=== WORK TO COMPLETE ===
Set down all of the entries word for word, omitting the images they contain.

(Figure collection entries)
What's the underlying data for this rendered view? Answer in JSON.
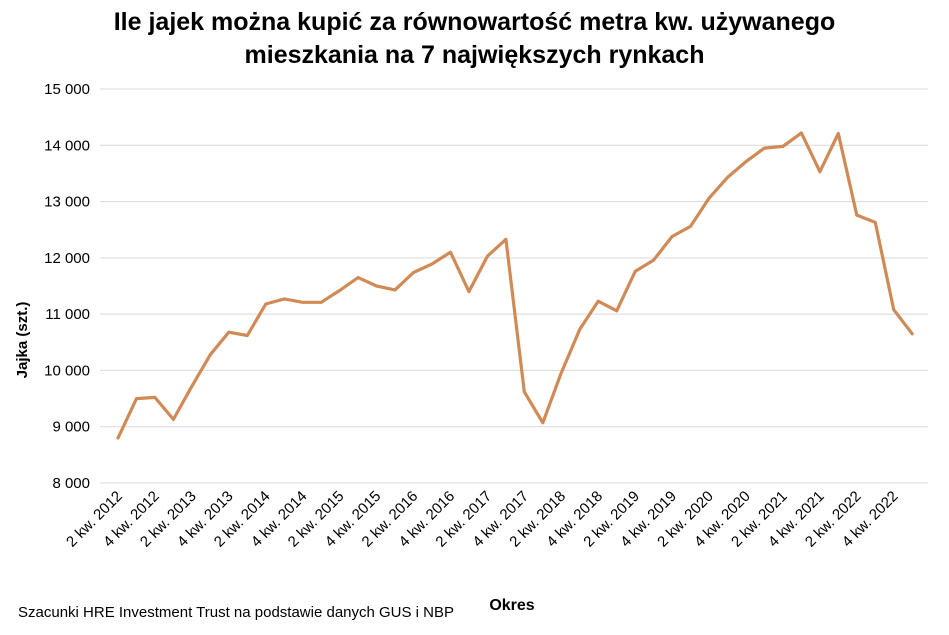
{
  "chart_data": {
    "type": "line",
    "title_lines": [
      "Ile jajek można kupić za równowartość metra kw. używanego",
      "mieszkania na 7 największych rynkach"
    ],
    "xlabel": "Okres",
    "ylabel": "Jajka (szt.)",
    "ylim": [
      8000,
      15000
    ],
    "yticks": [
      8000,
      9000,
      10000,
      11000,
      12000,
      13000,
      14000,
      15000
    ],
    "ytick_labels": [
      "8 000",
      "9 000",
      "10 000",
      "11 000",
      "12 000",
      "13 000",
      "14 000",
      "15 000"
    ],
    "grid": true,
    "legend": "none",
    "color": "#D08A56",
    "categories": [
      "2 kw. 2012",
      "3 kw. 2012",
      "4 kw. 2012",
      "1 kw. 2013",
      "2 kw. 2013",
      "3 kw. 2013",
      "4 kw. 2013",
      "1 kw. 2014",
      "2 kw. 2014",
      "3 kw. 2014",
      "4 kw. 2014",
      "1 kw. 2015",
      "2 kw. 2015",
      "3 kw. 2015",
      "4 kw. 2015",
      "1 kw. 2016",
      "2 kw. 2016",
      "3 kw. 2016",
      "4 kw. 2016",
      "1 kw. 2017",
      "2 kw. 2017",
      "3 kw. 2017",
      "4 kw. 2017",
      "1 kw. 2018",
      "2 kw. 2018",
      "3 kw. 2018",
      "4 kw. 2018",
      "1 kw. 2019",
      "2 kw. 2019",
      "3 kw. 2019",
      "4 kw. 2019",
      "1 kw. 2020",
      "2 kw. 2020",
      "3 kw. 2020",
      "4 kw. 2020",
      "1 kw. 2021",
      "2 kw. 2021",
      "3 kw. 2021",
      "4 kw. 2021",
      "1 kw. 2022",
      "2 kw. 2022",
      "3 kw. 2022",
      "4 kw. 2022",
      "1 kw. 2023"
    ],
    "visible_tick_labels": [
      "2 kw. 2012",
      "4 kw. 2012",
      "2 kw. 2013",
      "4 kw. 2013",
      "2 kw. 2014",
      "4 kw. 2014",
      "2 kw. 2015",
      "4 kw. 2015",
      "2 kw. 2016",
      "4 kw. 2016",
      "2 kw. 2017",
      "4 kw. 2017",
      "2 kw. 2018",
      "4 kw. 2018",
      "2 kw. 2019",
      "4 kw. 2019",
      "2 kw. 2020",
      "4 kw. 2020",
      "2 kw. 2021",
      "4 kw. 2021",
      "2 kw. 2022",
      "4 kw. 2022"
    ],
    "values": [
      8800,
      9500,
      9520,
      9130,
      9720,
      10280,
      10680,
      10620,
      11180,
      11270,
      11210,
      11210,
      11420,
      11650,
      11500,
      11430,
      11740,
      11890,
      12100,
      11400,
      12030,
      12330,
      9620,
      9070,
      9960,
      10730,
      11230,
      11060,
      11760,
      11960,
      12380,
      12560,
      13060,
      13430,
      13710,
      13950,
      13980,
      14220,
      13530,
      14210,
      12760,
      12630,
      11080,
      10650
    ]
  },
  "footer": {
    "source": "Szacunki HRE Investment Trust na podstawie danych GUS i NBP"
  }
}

=== OUTPUT BELOW ===
What's the underlying data for this rendered view? Answer in JSON.
{
  "chart_data": {
    "type": "line",
    "title_lines": [
      "Ile jajek można kupić za równowartość metra kw. używanego",
      "mieszkania na 7 największych rynkach"
    ],
    "xlabel": "Okres",
    "ylabel": "Jajka (szt.)",
    "ylim": [
      8000,
      15000
    ],
    "yticks": [
      8000,
      9000,
      10000,
      11000,
      12000,
      13000,
      14000,
      15000
    ],
    "ytick_labels": [
      "8 000",
      "9 000",
      "10 000",
      "11 000",
      "12 000",
      "13 000",
      "14 000",
      "15 000"
    ],
    "grid": true,
    "legend": "none",
    "color": "#D08A56",
    "categories": [
      "2 kw. 2012",
      "3 kw. 2012",
      "4 kw. 2012",
      "1 kw. 2013",
      "2 kw. 2013",
      "3 kw. 2013",
      "4 kw. 2013",
      "1 kw. 2014",
      "2 kw. 2014",
      "3 kw. 2014",
      "4 kw. 2014",
      "1 kw. 2015",
      "2 kw. 2015",
      "3 kw. 2015",
      "4 kw. 2015",
      "1 kw. 2016",
      "2 kw. 2016",
      "3 kw. 2016",
      "4 kw. 2016",
      "1 kw. 2017",
      "2 kw. 2017",
      "3 kw. 2017",
      "4 kw. 2017",
      "1 kw. 2018",
      "2 kw. 2018",
      "3 kw. 2018",
      "4 kw. 2018",
      "1 kw. 2019",
      "2 kw. 2019",
      "3 kw. 2019",
      "4 kw. 2019",
      "1 kw. 2020",
      "2 kw. 2020",
      "3 kw. 2020",
      "4 kw. 2020",
      "1 kw. 2021",
      "2 kw. 2021",
      "3 kw. 2021",
      "4 kw. 2021",
      "1 kw. 2022",
      "2 kw. 2022",
      "3 kw. 2022",
      "4 kw. 2022",
      "1 kw. 2023"
    ],
    "visible_tick_labels": [
      "2 kw. 2012",
      "4 kw. 2012",
      "2 kw. 2013",
      "4 kw. 2013",
      "2 kw. 2014",
      "4 kw. 2014",
      "2 kw. 2015",
      "4 kw. 2015",
      "2 kw. 2016",
      "4 kw. 2016",
      "2 kw. 2017",
      "4 kw. 2017",
      "2 kw. 2018",
      "4 kw. 2018",
      "2 kw. 2019",
      "4 kw. 2019",
      "2 kw. 2020",
      "4 kw. 2020",
      "2 kw. 2021",
      "4 kw. 2021",
      "2 kw. 2022",
      "4 kw. 2022"
    ],
    "values": [
      8800,
      9500,
      9520,
      9130,
      9720,
      10280,
      10680,
      10620,
      11180,
      11270,
      11210,
      11210,
      11420,
      11650,
      11500,
      11430,
      11740,
      11890,
      12100,
      11400,
      12030,
      12330,
      9620,
      9070,
      9960,
      10730,
      11230,
      11060,
      11760,
      11960,
      12380,
      12560,
      13060,
      13430,
      13710,
      13950,
      13980,
      14220,
      13530,
      14210,
      12760,
      12630,
      11080,
      10650
    ]
  },
  "footer": {
    "source": "Szacunki HRE Investment Trust na podstawie danych GUS i NBP"
  }
}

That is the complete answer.